Questions to answer:
1. From the Twitter Files article below, list the government bodies that the article says were formally inserted into Twitter's daily moderation activities.
2. Extend the Twitter Files article by writing what follows its final paragraph.

+++ Study text +++

One of the most damning facts to emerge from Matt Taibbi’s “Twitter Files” is how aggressive congressional lawmakers and federal agency officials were in pushing a cynical narrative that brought the social media giant to heel while setting up the Russian bogeyman that haunts U.S. foreign policy and posturing in the Ukraine war today.
Among many other acts of narrative and discourse manipulation, the “Twitter Files”—Twitter emails released to Taibbi and other journalists in the wake of Elon Musk’s October takeover of the company—show that beginning in 2017, Facebook and Twitter were under extraordinary pressure to acknowledge and publicize Russian meddling on their social media platforms throughout the 2016 election.
According to the narrative, the meddling—which supposedly came in the form of “bots” and accounts linked to the Russian government—was designed to help elect Donald Trump and polarize the American public. The pressure to expose and eliminate future threats of this nature led over the next three years to the formal insertion of the FBI, DHS, intelligence community, and State Department into Twitter’s daily moderation activities, right up to the eve of Trump’s loss in the 2020 election.
It can be argued that the Russian “malign influence” story helped to get the public’s buy-in for a new Cold War with Russia by normalizing the idea that Russians not only helped to elect Donald Trump, but were actively trying “to destroy U.S. democracy” and are still doing so. “It became conventional wisdom that Russia wants not just to compete with the United States, but to destroy us—to divide our society from within, to cripple our democracy,” said George Beebe, a former chief of the CIA’s Russia analysis and author of The Russia Trap: How Our Shadow War with Russia Could Spiral into Nuclear Catastrophe (2019).

+++ Record set +++

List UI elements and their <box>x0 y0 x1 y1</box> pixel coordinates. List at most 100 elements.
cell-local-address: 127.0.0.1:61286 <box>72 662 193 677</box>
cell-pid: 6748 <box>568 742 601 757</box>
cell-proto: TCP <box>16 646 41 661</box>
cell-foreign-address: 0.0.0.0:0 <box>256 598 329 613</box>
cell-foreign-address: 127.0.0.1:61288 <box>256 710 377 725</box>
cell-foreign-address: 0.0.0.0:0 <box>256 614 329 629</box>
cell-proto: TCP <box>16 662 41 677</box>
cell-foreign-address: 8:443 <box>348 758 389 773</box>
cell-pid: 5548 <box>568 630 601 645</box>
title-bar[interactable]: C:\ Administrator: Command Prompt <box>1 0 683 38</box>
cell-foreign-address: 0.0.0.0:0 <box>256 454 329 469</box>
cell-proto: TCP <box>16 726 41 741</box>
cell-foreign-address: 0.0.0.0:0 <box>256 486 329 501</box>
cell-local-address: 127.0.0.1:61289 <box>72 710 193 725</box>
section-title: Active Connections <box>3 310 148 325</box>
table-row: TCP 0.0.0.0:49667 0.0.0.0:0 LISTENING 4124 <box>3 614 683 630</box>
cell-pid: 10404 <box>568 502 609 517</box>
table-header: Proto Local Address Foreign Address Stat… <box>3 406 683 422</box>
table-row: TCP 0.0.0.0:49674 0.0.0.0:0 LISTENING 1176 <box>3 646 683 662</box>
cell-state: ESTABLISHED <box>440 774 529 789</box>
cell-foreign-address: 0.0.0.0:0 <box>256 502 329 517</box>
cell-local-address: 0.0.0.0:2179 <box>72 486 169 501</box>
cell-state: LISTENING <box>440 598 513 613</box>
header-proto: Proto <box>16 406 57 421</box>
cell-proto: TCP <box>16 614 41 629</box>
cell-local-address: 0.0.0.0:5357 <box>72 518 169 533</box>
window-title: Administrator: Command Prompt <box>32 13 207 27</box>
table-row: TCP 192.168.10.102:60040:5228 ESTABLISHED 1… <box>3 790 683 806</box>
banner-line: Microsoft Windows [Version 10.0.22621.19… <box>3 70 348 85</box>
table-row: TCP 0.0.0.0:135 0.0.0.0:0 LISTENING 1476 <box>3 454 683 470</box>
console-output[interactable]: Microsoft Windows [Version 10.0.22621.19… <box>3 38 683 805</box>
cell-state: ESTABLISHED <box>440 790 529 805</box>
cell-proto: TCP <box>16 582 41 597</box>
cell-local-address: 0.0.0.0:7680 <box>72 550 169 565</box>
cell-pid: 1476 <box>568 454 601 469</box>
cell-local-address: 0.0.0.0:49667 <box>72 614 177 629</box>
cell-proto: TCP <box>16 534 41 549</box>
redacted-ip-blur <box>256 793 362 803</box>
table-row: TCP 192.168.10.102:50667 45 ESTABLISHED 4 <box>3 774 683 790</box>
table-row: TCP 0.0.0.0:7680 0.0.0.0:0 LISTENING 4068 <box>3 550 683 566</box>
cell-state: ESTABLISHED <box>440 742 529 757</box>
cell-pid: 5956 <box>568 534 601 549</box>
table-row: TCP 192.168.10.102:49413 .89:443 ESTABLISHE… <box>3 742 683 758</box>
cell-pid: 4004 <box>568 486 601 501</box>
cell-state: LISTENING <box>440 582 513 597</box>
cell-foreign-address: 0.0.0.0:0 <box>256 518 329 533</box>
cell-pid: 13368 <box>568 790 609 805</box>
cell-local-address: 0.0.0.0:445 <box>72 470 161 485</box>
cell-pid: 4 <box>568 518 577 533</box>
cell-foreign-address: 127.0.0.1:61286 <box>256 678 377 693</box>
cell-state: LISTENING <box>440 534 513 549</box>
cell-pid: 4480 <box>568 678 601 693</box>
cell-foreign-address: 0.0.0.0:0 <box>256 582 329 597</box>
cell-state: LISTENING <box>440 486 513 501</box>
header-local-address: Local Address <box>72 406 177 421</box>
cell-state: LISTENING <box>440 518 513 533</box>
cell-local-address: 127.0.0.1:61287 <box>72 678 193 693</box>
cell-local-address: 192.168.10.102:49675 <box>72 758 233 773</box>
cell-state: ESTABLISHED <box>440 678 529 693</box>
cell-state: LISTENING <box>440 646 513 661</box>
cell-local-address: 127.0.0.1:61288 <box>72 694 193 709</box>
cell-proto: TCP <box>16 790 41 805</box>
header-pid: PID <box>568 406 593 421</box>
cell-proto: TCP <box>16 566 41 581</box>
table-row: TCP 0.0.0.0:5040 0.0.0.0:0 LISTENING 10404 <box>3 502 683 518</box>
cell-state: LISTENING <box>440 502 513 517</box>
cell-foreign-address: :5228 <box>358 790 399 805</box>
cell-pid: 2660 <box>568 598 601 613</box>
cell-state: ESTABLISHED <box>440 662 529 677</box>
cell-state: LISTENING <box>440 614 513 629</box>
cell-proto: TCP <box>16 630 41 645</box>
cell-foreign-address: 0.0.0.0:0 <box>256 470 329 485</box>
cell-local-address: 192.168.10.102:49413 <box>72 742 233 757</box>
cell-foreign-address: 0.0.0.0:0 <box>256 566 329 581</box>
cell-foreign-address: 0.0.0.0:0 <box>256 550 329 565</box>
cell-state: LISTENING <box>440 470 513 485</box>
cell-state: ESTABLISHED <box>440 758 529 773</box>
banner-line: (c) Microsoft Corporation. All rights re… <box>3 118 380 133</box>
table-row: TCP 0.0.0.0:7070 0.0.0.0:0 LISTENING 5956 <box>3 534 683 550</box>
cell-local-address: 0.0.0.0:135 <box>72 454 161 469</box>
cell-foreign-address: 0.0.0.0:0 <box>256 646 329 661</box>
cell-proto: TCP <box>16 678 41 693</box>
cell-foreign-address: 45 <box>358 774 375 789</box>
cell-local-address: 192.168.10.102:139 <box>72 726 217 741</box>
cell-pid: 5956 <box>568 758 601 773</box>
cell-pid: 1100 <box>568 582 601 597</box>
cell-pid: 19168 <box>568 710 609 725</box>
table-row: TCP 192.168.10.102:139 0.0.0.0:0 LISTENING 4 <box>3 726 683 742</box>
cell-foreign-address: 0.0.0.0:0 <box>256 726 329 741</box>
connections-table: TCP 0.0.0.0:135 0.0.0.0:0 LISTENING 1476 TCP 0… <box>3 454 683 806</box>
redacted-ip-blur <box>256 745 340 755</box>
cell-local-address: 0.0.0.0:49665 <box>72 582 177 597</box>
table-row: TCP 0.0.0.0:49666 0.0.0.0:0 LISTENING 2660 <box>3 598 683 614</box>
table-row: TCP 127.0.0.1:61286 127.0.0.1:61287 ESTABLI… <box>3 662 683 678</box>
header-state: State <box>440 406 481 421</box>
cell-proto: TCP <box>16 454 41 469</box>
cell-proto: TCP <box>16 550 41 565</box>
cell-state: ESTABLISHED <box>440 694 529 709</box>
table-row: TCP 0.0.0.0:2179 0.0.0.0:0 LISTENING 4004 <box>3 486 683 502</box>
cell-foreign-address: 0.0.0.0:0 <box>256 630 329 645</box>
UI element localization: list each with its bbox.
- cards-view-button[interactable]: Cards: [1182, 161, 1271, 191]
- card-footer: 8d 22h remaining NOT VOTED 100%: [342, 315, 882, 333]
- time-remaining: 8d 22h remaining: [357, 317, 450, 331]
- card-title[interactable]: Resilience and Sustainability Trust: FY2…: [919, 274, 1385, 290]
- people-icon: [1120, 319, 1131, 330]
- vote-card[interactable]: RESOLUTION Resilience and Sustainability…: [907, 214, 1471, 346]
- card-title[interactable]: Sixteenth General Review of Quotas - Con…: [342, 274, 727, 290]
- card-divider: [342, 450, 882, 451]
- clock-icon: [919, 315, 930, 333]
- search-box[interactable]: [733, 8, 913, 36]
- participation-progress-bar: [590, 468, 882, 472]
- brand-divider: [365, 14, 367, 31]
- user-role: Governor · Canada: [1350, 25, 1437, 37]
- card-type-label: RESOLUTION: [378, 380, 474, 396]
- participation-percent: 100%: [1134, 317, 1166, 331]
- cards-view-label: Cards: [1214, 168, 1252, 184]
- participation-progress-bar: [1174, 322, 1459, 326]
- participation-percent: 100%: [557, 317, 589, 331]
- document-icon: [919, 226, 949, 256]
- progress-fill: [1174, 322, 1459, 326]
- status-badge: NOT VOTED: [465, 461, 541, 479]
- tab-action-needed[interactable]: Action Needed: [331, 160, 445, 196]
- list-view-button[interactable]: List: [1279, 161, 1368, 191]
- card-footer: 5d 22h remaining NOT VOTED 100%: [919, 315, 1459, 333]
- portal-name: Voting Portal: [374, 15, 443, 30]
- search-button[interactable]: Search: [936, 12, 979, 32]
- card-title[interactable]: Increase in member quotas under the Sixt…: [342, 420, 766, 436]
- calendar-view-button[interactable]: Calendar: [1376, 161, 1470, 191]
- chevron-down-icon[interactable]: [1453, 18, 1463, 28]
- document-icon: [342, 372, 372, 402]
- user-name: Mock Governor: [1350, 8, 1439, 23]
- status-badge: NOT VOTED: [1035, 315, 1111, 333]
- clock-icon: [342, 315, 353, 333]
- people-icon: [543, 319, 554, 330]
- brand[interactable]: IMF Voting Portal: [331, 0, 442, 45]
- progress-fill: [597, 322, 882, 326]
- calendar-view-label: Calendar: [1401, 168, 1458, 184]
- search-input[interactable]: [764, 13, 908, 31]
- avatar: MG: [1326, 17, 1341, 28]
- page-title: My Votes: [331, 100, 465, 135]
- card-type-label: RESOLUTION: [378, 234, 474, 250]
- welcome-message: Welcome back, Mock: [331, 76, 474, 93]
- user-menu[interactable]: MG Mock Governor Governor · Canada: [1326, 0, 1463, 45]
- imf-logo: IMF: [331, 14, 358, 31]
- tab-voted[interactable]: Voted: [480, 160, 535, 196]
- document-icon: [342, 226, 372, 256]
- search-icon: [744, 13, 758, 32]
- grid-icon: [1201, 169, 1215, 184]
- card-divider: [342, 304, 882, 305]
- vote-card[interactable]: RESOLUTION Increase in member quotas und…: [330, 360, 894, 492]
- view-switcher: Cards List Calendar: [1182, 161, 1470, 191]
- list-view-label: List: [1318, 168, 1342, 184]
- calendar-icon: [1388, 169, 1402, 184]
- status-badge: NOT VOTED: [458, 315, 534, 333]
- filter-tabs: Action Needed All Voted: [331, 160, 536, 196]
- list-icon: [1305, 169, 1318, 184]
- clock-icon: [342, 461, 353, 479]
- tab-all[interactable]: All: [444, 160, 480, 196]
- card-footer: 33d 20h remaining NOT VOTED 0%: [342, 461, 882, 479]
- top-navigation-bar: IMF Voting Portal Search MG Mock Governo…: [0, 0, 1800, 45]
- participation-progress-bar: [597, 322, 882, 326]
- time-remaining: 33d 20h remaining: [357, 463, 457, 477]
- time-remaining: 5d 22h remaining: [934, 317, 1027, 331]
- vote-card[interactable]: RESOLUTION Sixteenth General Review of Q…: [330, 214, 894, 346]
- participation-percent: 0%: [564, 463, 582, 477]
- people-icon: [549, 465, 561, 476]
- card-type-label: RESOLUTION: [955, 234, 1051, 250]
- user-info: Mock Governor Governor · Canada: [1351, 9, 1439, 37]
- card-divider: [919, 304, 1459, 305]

+++

Answer list:
1.
- the FBI
- DHS
- the intelligence community
- the State Department

2.
For decades, the U.S. foreign policy establishment has viewed Putin’s Russia as a threat to European allies and a national security threat to U.S. interests in the region. This hardened significantly after the Maidan revolution in Ukraine and the Russian capture of Crimea in 2014. Pairing Russia with Trump, and accusing him of colluding with the Russians in 2016 and against Ukraine—the latter the basis of his 2019 impeachment—along with rampant social media disinformation, exacerbated anti-Russia sentiment in the domestic realm.
“Russiagate transformed Russia from a foreign policy issue into a matter of domestic politics at a time when the United States was becoming increasingly divided,” points out Beebe, who is now director of grand strategy at the Quincy Institute (and so is my colleague). As a result, adds Arta Moeini, research director for the Institute for Peace and Diplomacy, “demonization of Russia [prior to its invasion of Ukraine] permitted a new Manichean dynamic, an inflated threat that would be used to rationalize increased securitization domestically, and a fresh push for containment of Moscow internationally.”
According to these experts, the Russiagate narrative helped to stifle any efforts to resolve tensions with the Russians on foreign policy issues from 2017 to 2022, even though sober voices had been calling for this all along in order to avoid war, whether it be in Ukraine, or directly with the U.S. The “mania,” as Taibbi called it in one Fox News interview, emboldened calls for NATO expansion and military activity on Russia’s doorstep, rather than restraint, which arguably heightened Moscow’s aggression towards Ukraine.
So how did we get here? According to an exhaustive read of the emails contained in the files, an entire cottage industry has proliferated around exposing these Russian “attacks” on the U.S. since the 2016 presidential election. Early on, this ecosystem not only included the accommodating major media and government agencies, but powerful Democratic politicians such as Rep. Adam Schiff of California, former chairman of the House Intelligence Committee and the “impeachment star” of 2020, Sen. Mark Warner of Virginia, chairman of the Senate Intelligence Committee, and Sen. Richard Blumenthal of Connecticut, chairman of the Subcommittee on Consumer Protection, Product Safety, and Data Security. The latest installments of the Twitter Files (here, here, and here) offer a shocking insight into how these political interests created a furor over Russian disinformation even as internally, company executives claimed to have a hard time finding it, signaling this may be much more complicated than a simple story of Russian efforts to roil U.S. politics.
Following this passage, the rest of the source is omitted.